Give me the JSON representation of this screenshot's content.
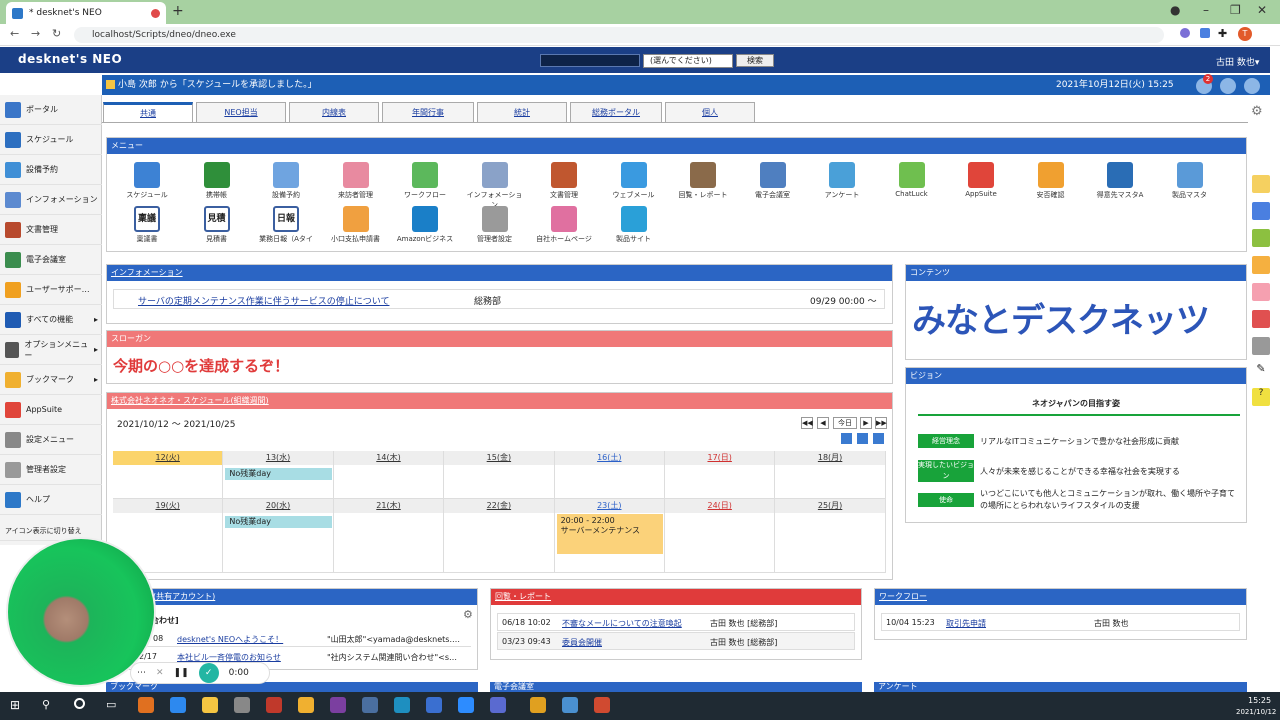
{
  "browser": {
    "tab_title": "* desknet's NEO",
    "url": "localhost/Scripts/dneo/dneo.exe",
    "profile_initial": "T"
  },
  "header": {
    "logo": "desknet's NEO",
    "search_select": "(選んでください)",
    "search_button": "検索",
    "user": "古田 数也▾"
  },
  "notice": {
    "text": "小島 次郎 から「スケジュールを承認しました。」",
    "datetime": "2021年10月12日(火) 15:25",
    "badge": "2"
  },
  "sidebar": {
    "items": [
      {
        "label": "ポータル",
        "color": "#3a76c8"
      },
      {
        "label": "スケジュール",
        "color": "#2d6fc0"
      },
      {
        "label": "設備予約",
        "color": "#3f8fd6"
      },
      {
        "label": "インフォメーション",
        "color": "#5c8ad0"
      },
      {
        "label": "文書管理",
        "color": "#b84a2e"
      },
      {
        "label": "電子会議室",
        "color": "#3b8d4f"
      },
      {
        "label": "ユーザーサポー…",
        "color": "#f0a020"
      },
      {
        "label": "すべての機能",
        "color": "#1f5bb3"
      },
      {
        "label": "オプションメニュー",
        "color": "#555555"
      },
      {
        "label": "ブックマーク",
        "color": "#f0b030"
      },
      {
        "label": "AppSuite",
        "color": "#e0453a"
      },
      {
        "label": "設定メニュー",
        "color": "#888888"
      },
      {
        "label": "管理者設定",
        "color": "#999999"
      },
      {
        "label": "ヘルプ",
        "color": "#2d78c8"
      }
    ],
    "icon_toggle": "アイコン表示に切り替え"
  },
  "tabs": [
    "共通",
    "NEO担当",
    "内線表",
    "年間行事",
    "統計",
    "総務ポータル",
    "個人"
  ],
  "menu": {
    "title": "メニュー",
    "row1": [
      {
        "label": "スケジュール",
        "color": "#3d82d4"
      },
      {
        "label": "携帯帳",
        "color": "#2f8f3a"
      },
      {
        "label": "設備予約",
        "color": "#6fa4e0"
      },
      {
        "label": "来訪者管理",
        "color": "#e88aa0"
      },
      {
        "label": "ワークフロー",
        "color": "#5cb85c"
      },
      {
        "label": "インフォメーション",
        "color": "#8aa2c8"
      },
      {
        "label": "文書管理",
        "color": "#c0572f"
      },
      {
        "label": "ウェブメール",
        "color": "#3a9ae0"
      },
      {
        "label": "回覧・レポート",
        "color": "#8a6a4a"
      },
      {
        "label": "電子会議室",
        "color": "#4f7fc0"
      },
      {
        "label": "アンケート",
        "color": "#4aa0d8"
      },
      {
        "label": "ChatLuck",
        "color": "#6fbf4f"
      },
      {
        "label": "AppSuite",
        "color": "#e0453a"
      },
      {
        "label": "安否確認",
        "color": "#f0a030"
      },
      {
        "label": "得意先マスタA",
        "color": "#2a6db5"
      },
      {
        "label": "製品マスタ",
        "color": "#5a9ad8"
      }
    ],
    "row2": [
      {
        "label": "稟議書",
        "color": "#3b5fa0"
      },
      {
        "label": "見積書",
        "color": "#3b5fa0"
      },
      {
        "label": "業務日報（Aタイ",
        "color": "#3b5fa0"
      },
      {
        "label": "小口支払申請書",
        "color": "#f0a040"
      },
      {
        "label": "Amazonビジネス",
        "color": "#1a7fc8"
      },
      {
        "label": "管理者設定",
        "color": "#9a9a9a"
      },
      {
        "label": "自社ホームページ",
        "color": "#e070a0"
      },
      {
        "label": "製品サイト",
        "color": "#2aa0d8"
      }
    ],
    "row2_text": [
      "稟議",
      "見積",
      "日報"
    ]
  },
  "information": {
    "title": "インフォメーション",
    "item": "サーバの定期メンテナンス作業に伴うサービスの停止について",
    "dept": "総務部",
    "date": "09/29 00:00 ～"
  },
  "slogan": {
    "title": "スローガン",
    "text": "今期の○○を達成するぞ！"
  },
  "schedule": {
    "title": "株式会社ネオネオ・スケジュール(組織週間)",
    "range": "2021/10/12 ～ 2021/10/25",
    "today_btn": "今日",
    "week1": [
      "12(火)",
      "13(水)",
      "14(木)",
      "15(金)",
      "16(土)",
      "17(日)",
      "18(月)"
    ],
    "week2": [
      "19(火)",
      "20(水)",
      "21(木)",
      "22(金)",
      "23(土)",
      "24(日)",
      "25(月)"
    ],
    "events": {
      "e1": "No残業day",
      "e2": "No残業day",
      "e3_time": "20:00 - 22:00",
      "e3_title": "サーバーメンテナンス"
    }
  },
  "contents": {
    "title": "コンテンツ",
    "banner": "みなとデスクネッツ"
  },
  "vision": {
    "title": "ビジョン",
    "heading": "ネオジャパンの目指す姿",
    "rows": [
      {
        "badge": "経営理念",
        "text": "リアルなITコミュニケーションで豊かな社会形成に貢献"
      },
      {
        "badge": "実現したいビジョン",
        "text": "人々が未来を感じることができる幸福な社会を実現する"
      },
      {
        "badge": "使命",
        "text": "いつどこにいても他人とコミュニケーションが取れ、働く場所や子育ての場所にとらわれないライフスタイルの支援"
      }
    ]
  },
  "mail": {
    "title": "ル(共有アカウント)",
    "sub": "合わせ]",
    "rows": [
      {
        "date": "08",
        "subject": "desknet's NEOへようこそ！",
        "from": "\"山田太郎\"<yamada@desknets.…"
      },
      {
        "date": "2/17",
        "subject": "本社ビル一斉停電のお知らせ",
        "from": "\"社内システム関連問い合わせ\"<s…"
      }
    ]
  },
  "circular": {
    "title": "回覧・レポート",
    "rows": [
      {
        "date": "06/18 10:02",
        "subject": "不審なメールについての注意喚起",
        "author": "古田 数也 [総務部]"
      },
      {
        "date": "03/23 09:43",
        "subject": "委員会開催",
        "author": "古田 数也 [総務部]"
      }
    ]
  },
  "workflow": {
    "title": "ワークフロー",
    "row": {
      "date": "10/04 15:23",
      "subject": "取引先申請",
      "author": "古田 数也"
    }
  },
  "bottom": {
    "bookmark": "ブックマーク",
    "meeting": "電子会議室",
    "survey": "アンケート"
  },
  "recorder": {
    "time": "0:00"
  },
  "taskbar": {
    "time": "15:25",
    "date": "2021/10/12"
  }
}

» **What this task involves**:
Give all the entries again exactly, dropping each picture.

» **Solution to this task**:
Give me the JSON representation of this screenshot's content.
{
  "browser": {
    "tab_title": "* desknet's NEO",
    "url": "localhost/Scripts/dneo/dneo.exe",
    "profile_initial": "T"
  },
  "header": {
    "logo": "desknet's NEO",
    "search_select": "(選んでください)",
    "search_button": "検索",
    "user": "古田 数也▾"
  },
  "notice": {
    "text": "小島 次郎 から「スケジュールを承認しました。」",
    "datetime": "2021年10月12日(火) 15:25",
    "badge": "2"
  },
  "sidebar": {
    "items": [
      {
        "label": "ポータル",
        "color": "#3a76c8"
      },
      {
        "label": "スケジュール",
        "color": "#2d6fc0"
      },
      {
        "label": "設備予約",
        "color": "#3f8fd6"
      },
      {
        "label": "インフォメーション",
        "color": "#5c8ad0"
      },
      {
        "label": "文書管理",
        "color": "#b84a2e"
      },
      {
        "label": "電子会議室",
        "color": "#3b8d4f"
      },
      {
        "label": "ユーザーサポー…",
        "color": "#f0a020"
      },
      {
        "label": "すべての機能",
        "color": "#1f5bb3"
      },
      {
        "label": "オプションメニュー",
        "color": "#555555"
      },
      {
        "label": "ブックマーク",
        "color": "#f0b030"
      },
      {
        "label": "AppSuite",
        "color": "#e0453a"
      },
      {
        "label": "設定メニュー",
        "color": "#888888"
      },
      {
        "label": "管理者設定",
        "color": "#999999"
      },
      {
        "label": "ヘルプ",
        "color": "#2d78c8"
      }
    ],
    "icon_toggle": "アイコン表示に切り替え"
  },
  "tabs": [
    "共通",
    "NEO担当",
    "内線表",
    "年間行事",
    "統計",
    "総務ポータル",
    "個人"
  ],
  "menu": {
    "title": "メニュー",
    "row1": [
      {
        "label": "スケジュール",
        "color": "#3d82d4"
      },
      {
        "label": "携帯帳",
        "color": "#2f8f3a"
      },
      {
        "label": "設備予約",
        "color": "#6fa4e0"
      },
      {
        "label": "来訪者管理",
        "color": "#e88aa0"
      },
      {
        "label": "ワークフロー",
        "color": "#5cb85c"
      },
      {
        "label": "インフォメーション",
        "color": "#8aa2c8"
      },
      {
        "label": "文書管理",
        "color": "#c0572f"
      },
      {
        "label": "ウェブメール",
        "color": "#3a9ae0"
      },
      {
        "label": "回覧・レポート",
        "color": "#8a6a4a"
      },
      {
        "label": "電子会議室",
        "color": "#4f7fc0"
      },
      {
        "label": "アンケート",
        "color": "#4aa0d8"
      },
      {
        "label": "ChatLuck",
        "color": "#6fbf4f"
      },
      {
        "label": "AppSuite",
        "color": "#e0453a"
      },
      {
        "label": "安否確認",
        "color": "#f0a030"
      },
      {
        "label": "得意先マスタA",
        "color": "#2a6db5"
      },
      {
        "label": "製品マスタ",
        "color": "#5a9ad8"
      }
    ],
    "row2": [
      {
        "label": "稟議書",
        "color": "#3b5fa0"
      },
      {
        "label": "見積書",
        "color": "#3b5fa0"
      },
      {
        "label": "業務日報（Aタイ",
        "color": "#3b5fa0"
      },
      {
        "label": "小口支払申請書",
        "color": "#f0a040"
      },
      {
        "label": "Amazonビジネス",
        "color": "#1a7fc8"
      },
      {
        "label": "管理者設定",
        "color": "#9a9a9a"
      },
      {
        "label": "自社ホームページ",
        "color": "#e070a0"
      },
      {
        "label": "製品サイト",
        "color": "#2aa0d8"
      }
    ],
    "row2_text": [
      "稟議",
      "見積",
      "日報"
    ]
  },
  "information": {
    "title": "インフォメーション",
    "item": "サーバの定期メンテナンス作業に伴うサービスの停止について",
    "dept": "総務部",
    "date": "09/29 00:00 ～"
  },
  "slogan": {
    "title": "スローガン",
    "text": "今期の○○を達成するぞ！"
  },
  "schedule": {
    "title": "株式会社ネオネオ・スケジュール(組織週間)",
    "range": "2021/10/12 ～ 2021/10/25",
    "today_btn": "今日",
    "week1": [
      "12(火)",
      "13(水)",
      "14(木)",
      "15(金)",
      "16(土)",
      "17(日)",
      "18(月)"
    ],
    "week2": [
      "19(火)",
      "20(水)",
      "21(木)",
      "22(金)",
      "23(土)",
      "24(日)",
      "25(月)"
    ],
    "events": {
      "e1": "No残業day",
      "e2": "No残業day",
      "e3_time": "20:00 - 22:00",
      "e3_title": "サーバーメンテナンス"
    }
  },
  "contents": {
    "title": "コンテンツ",
    "banner": "みなとデスクネッツ"
  },
  "vision": {
    "title": "ビジョン",
    "heading": "ネオジャパンの目指す姿",
    "rows": [
      {
        "badge": "経営理念",
        "text": "リアルなITコミュニケーションで豊かな社会形成に貢献"
      },
      {
        "badge": "実現したいビジョン",
        "text": "人々が未来を感じることができる幸福な社会を実現する"
      },
      {
        "badge": "使命",
        "text": "いつどこにいても他人とコミュニケーションが取れ、働く場所や子育ての場所にとらわれないライフスタイルの支援"
      }
    ]
  },
  "mail": {
    "title": "ル(共有アカウント)",
    "sub": "合わせ]",
    "rows": [
      {
        "date": "08",
        "subject": "desknet's NEOへようこそ！",
        "from": "\"山田太郎\"<yamada@desknets.…"
      },
      {
        "date": "2/17",
        "subject": "本社ビル一斉停電のお知らせ",
        "from": "\"社内システム関連問い合わせ\"<s…"
      }
    ]
  },
  "circular": {
    "title": "回覧・レポート",
    "rows": [
      {
        "date": "06/18 10:02",
        "subject": "不審なメールについての注意喚起",
        "author": "古田 数也 [総務部]"
      },
      {
        "date": "03/23 09:43",
        "subject": "委員会開催",
        "author": "古田 数也 [総務部]"
      }
    ]
  },
  "workflow": {
    "title": "ワークフロー",
    "row": {
      "date": "10/04 15:23",
      "subject": "取引先申請",
      "author": "古田 数也"
    }
  },
  "bottom": {
    "bookmark": "ブックマーク",
    "meeting": "電子会議室",
    "survey": "アンケート"
  },
  "recorder": {
    "time": "0:00"
  },
  "taskbar": {
    "time": "15:25",
    "date": "2021/10/12"
  }
}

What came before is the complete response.